(Dados armazenados)

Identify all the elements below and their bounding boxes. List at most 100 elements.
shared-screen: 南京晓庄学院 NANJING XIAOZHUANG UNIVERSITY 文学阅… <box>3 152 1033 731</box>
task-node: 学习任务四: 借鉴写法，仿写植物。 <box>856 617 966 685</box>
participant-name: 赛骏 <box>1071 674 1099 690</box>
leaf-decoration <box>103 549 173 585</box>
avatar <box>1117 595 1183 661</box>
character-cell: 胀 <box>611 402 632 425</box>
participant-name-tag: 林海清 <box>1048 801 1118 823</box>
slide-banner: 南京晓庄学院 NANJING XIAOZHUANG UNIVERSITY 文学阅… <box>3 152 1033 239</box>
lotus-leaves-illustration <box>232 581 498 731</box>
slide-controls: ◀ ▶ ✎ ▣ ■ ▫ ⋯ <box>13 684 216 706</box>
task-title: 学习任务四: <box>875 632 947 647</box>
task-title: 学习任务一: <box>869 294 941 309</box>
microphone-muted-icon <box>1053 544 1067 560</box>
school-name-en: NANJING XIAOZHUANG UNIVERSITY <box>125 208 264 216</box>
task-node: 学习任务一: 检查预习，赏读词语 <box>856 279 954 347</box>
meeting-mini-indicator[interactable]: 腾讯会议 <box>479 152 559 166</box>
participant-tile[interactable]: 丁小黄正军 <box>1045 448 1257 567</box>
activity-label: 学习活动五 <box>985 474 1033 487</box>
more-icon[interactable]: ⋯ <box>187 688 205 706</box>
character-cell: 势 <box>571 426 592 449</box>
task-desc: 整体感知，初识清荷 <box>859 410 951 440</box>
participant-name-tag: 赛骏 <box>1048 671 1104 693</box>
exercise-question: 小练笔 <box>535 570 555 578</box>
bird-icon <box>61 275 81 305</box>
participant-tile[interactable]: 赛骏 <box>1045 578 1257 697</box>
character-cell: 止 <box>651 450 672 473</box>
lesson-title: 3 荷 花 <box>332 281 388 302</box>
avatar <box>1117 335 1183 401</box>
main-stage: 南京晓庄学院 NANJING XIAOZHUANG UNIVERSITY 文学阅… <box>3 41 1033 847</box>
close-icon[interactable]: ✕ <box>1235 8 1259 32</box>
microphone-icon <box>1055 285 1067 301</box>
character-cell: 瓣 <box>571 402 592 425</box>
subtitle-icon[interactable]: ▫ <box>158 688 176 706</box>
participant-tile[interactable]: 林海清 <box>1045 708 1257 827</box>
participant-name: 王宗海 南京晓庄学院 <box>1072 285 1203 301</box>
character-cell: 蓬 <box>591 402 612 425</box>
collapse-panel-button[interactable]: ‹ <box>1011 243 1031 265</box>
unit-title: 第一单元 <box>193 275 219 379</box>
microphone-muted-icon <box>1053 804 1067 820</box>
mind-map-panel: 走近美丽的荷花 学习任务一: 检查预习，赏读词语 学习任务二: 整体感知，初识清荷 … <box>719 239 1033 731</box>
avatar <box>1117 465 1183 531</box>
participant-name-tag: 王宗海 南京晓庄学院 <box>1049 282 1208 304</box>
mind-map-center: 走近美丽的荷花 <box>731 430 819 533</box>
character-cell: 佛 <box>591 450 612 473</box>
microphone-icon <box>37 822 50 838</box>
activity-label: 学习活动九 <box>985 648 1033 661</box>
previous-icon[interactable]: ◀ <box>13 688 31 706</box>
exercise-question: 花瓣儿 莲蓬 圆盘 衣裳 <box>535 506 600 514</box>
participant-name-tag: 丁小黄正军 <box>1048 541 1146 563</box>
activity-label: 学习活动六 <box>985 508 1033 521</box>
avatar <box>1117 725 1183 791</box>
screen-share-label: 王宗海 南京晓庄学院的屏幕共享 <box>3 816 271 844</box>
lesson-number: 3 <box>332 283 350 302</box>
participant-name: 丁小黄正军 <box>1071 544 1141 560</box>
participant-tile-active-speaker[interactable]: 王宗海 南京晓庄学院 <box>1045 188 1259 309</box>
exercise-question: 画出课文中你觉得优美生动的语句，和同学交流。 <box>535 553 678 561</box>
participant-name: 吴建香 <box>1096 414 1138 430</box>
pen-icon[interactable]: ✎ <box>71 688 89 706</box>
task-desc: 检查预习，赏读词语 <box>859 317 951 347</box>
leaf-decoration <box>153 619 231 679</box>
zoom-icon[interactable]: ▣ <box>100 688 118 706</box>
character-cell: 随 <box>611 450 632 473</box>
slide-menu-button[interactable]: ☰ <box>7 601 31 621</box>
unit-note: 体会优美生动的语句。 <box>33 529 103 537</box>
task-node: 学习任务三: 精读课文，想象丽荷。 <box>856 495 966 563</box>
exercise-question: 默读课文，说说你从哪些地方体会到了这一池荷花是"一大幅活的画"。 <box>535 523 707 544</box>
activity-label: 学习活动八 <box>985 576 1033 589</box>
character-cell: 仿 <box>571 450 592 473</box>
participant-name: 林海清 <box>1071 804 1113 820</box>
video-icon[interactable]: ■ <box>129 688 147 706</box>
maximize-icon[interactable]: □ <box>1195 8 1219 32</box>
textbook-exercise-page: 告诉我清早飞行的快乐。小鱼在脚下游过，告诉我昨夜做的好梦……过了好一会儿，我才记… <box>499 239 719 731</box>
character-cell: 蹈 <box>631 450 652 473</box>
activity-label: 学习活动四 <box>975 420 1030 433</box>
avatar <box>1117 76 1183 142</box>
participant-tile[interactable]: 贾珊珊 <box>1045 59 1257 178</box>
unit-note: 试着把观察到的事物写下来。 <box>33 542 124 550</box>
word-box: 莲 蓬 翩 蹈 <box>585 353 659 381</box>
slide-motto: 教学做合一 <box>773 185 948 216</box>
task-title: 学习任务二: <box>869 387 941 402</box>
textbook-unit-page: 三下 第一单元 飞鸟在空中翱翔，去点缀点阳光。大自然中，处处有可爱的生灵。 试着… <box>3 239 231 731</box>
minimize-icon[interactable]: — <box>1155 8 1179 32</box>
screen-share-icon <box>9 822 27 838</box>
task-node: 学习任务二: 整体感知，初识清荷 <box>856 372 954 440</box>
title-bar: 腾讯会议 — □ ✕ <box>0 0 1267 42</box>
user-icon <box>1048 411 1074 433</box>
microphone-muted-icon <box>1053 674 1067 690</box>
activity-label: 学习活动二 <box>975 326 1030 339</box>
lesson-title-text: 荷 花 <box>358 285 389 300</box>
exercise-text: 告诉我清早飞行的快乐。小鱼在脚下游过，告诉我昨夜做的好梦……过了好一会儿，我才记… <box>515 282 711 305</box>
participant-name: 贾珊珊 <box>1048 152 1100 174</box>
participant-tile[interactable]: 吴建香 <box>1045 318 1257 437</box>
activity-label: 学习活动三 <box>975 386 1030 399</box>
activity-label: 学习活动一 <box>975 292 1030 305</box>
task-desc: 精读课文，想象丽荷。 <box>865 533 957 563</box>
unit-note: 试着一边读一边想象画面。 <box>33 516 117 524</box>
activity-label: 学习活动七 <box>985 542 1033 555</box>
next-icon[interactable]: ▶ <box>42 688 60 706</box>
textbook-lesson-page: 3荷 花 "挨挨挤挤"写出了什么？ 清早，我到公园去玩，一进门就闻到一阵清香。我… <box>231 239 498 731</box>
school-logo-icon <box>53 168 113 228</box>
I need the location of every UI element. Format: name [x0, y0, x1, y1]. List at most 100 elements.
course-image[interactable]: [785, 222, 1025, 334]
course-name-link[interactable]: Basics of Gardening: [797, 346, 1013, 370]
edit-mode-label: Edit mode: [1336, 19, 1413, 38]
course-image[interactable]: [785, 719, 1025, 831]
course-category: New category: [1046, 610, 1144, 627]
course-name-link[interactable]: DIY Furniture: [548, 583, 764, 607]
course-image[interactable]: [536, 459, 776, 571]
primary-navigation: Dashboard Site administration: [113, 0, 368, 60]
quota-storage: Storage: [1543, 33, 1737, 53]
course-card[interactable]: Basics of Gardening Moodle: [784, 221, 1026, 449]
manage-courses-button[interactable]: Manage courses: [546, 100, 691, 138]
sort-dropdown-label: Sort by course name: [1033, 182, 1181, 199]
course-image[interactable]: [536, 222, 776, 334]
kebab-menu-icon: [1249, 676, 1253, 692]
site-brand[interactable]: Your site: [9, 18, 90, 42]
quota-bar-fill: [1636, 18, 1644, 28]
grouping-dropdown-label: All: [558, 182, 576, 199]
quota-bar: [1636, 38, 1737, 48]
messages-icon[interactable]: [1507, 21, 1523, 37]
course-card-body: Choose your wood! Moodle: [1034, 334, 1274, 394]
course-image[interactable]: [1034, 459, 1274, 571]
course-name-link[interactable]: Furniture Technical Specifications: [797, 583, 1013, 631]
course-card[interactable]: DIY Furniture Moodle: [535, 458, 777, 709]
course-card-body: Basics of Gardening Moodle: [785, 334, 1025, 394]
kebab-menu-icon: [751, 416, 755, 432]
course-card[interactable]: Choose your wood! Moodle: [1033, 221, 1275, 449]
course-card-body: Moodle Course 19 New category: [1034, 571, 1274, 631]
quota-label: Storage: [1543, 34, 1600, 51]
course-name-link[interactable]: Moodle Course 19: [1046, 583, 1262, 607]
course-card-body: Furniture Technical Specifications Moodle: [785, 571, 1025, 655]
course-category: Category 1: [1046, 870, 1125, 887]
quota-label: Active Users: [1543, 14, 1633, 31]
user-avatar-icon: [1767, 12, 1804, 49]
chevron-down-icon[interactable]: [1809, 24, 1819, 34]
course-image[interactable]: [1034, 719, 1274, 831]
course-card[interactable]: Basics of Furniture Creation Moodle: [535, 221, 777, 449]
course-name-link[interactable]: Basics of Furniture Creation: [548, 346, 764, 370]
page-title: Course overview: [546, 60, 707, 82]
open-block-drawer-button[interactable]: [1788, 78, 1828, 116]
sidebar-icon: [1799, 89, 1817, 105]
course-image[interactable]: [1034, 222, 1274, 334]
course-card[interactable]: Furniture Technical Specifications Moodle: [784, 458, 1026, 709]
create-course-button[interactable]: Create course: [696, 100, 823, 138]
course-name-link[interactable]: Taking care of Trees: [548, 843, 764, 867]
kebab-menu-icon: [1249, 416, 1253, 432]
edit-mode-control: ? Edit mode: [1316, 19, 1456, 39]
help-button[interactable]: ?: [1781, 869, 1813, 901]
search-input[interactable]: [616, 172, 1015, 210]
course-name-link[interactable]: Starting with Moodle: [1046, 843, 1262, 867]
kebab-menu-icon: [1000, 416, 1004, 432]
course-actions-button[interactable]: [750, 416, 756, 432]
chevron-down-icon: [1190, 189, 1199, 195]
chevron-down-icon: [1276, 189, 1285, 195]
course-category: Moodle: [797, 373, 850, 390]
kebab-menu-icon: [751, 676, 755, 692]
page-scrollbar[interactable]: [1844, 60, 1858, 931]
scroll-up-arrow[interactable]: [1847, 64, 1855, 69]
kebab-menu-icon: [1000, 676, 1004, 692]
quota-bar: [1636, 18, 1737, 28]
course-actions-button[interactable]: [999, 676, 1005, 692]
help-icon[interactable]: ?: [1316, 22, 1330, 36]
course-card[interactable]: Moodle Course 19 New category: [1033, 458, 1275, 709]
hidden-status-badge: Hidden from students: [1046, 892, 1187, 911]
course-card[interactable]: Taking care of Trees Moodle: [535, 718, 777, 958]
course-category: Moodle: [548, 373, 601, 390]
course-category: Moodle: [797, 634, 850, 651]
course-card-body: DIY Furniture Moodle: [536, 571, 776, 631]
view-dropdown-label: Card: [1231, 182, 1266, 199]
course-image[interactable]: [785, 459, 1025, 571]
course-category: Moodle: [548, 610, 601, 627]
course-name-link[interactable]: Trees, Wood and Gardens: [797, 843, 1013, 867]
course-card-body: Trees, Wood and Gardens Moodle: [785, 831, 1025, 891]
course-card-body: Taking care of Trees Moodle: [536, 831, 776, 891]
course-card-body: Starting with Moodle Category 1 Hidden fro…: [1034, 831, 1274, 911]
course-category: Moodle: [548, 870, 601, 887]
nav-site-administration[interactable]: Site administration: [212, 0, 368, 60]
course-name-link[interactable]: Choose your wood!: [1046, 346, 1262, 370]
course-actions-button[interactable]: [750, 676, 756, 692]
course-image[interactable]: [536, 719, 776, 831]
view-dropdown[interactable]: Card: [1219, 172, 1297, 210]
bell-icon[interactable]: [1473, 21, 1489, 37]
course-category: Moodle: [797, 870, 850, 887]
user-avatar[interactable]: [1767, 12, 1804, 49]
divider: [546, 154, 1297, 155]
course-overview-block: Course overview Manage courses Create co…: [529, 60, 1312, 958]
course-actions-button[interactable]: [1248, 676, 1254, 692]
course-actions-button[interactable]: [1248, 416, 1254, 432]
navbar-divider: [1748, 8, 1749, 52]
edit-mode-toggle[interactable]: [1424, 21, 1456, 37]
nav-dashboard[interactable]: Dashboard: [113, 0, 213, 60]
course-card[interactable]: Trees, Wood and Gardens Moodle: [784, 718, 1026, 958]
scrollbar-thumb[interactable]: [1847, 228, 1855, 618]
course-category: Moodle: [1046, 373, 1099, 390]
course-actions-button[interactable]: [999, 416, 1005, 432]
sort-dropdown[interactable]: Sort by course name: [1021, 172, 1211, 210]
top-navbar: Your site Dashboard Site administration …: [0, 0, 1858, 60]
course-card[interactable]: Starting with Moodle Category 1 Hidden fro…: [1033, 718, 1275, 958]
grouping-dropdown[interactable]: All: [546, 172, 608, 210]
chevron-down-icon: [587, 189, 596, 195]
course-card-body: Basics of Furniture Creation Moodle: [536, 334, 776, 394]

**Objetivo:** Do início do material até a linha com "participant-name: 赛骏 <box>1071", inclusive, troque "task-node" por "task-item" e reproduza apenas essas linhas, sem nenhuma outra alteração.

**Resultado do exercício:**
Identify all the elements below and their bounding boxes. List at most 100 elements.
shared-screen: 南京晓庄学院 NANJING XIAOZHUANG UNIVERSITY 文学阅… <box>3 152 1033 731</box>
task-item: 学习任务四: 借鉴写法，仿写植物。 <box>856 617 966 685</box>
participant-name: 赛骏 <box>1071 674 1099 690</box>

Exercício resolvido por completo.